Short exercise: In your copy, leave out the pictures; write out all the data exactly.

Raw records:
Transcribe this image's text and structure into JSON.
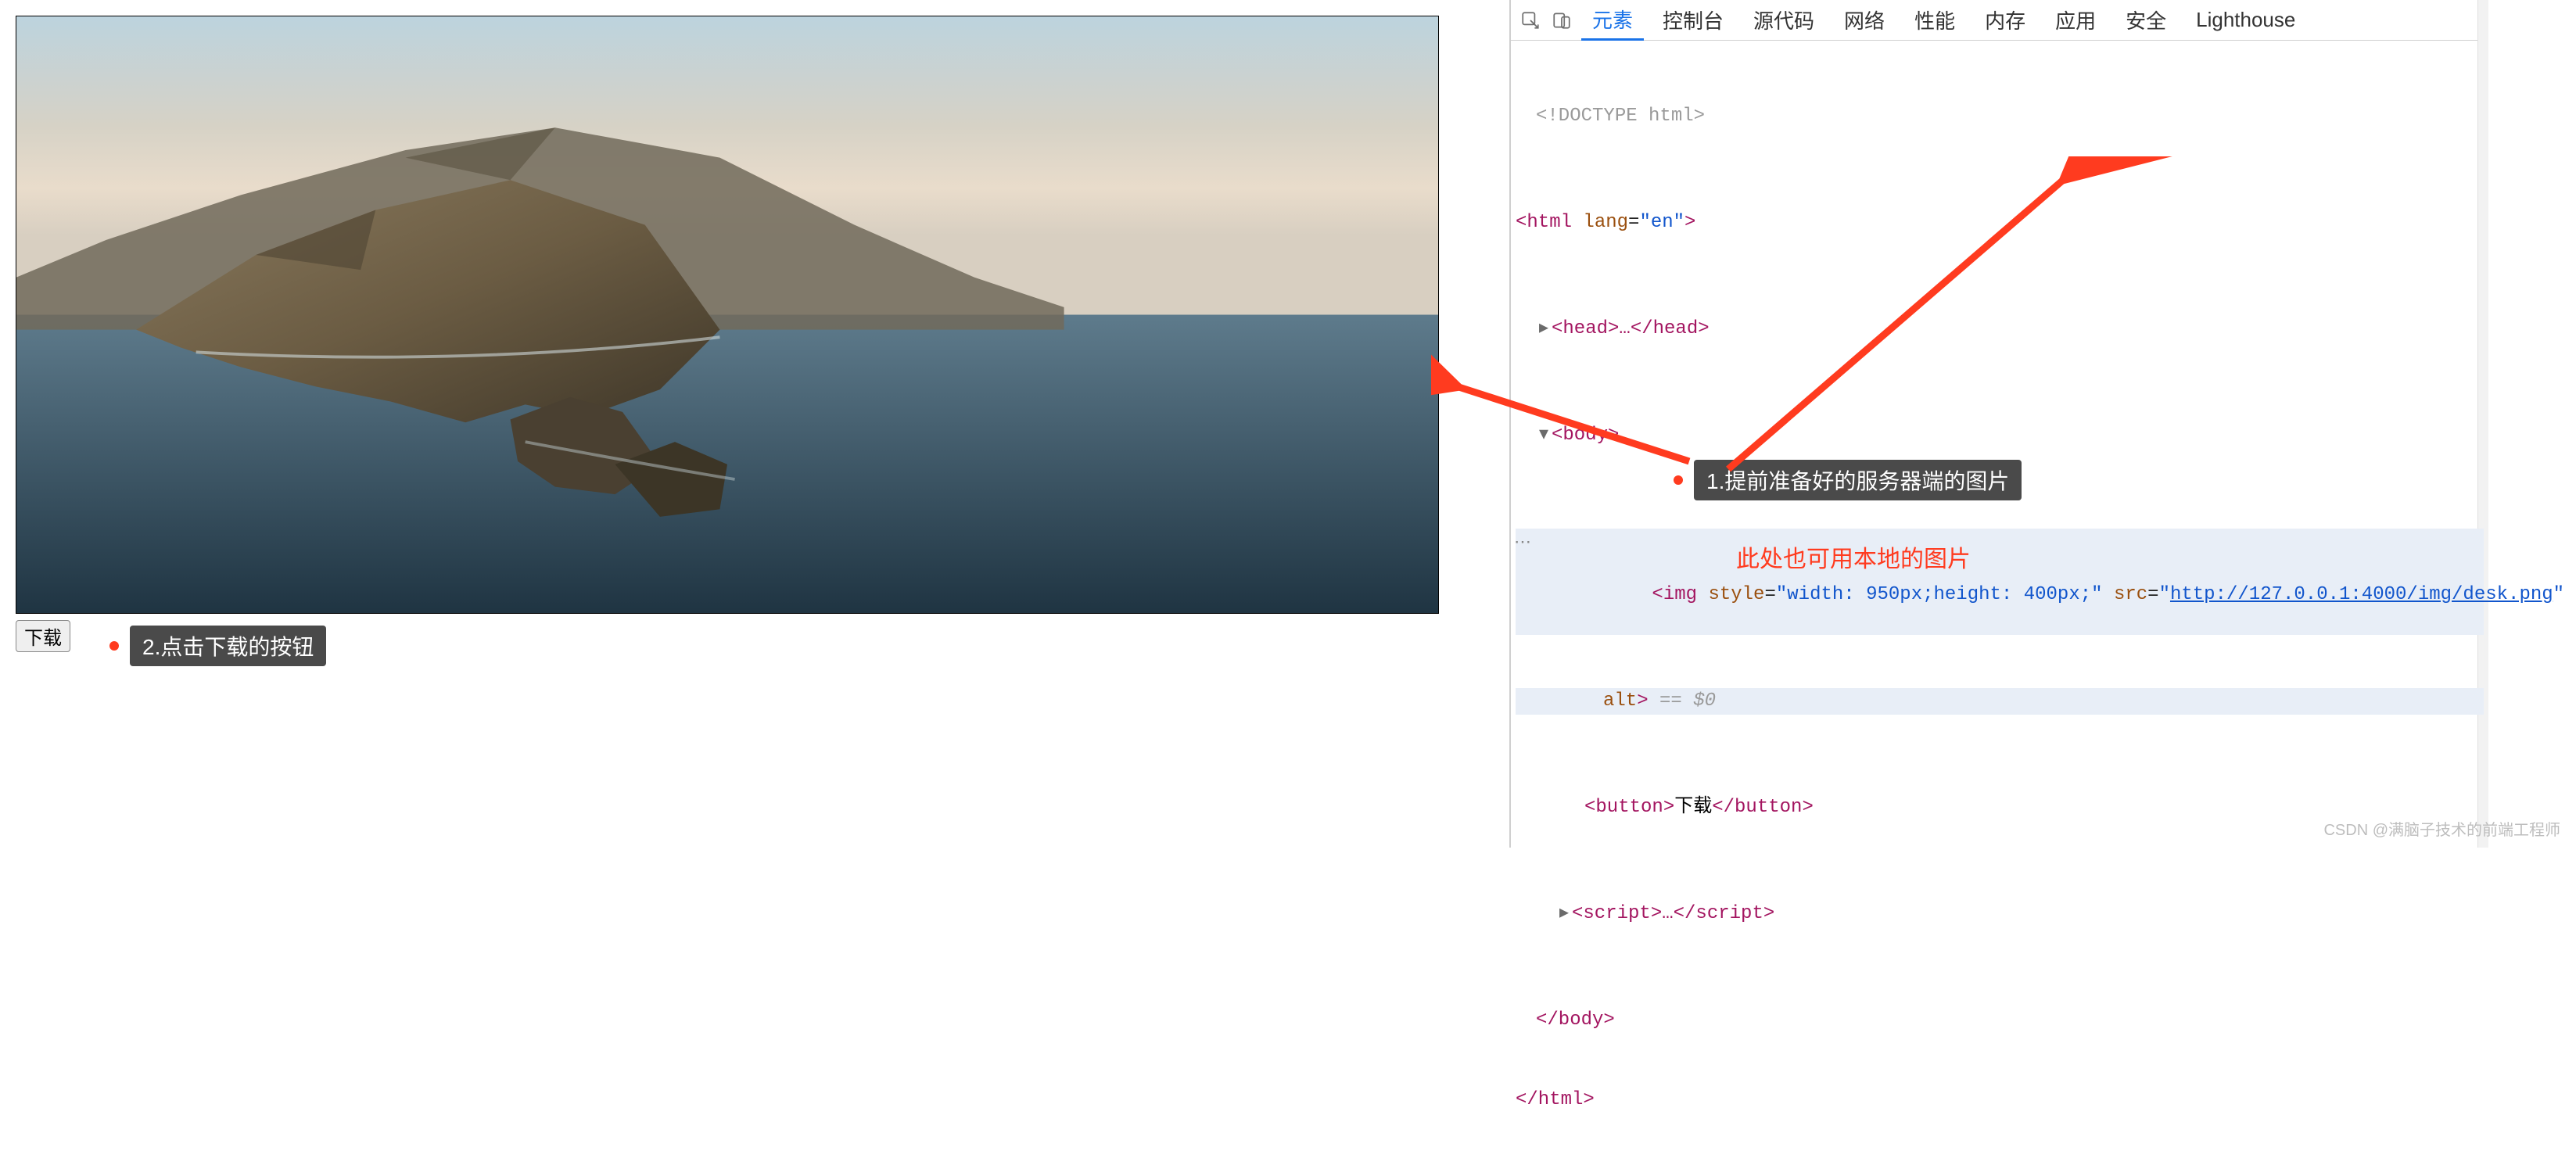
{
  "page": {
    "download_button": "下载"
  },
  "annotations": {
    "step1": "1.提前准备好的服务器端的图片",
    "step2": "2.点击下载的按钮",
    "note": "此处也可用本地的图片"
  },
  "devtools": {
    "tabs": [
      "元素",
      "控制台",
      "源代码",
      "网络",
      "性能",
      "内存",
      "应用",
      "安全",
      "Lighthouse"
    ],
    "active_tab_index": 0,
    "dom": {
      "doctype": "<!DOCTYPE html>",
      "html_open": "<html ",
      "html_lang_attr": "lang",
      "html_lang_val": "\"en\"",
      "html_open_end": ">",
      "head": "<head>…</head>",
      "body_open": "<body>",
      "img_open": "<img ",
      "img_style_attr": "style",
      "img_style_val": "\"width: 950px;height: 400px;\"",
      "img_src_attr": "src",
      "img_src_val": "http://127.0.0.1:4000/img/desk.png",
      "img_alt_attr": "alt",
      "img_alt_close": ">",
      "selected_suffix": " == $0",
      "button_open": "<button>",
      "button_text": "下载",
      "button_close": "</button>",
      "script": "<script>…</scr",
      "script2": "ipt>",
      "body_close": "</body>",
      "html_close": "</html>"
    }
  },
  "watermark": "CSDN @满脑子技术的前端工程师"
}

Complete output:
Transcribe this image's text and structure into JSON.
{
  "page": {
    "download_button": "下载"
  },
  "annotations": {
    "step1": "1.提前准备好的服务器端的图片",
    "step2": "2.点击下载的按钮",
    "note": "此处也可用本地的图片"
  },
  "devtools": {
    "tabs": [
      "元素",
      "控制台",
      "源代码",
      "网络",
      "性能",
      "内存",
      "应用",
      "安全",
      "Lighthouse"
    ],
    "active_tab_index": 0,
    "dom": {
      "doctype": "<!DOCTYPE html>",
      "html_open": "<html ",
      "html_lang_attr": "lang",
      "html_lang_val": "\"en\"",
      "html_open_end": ">",
      "head": "<head>…</head>",
      "body_open": "<body>",
      "img_open": "<img ",
      "img_style_attr": "style",
      "img_style_val": "\"width: 950px;height: 400px;\"",
      "img_src_attr": "src",
      "img_src_val": "http://127.0.0.1:4000/img/desk.png",
      "img_alt_attr": "alt",
      "img_alt_close": ">",
      "selected_suffix": " == $0",
      "button_open": "<button>",
      "button_text": "下载",
      "button_close": "</button>",
      "script": "<script>…</scr",
      "script2": "ipt>",
      "body_close": "</body>",
      "html_close": "</html>"
    }
  },
  "watermark": "CSDN @满脑子技术的前端工程师"
}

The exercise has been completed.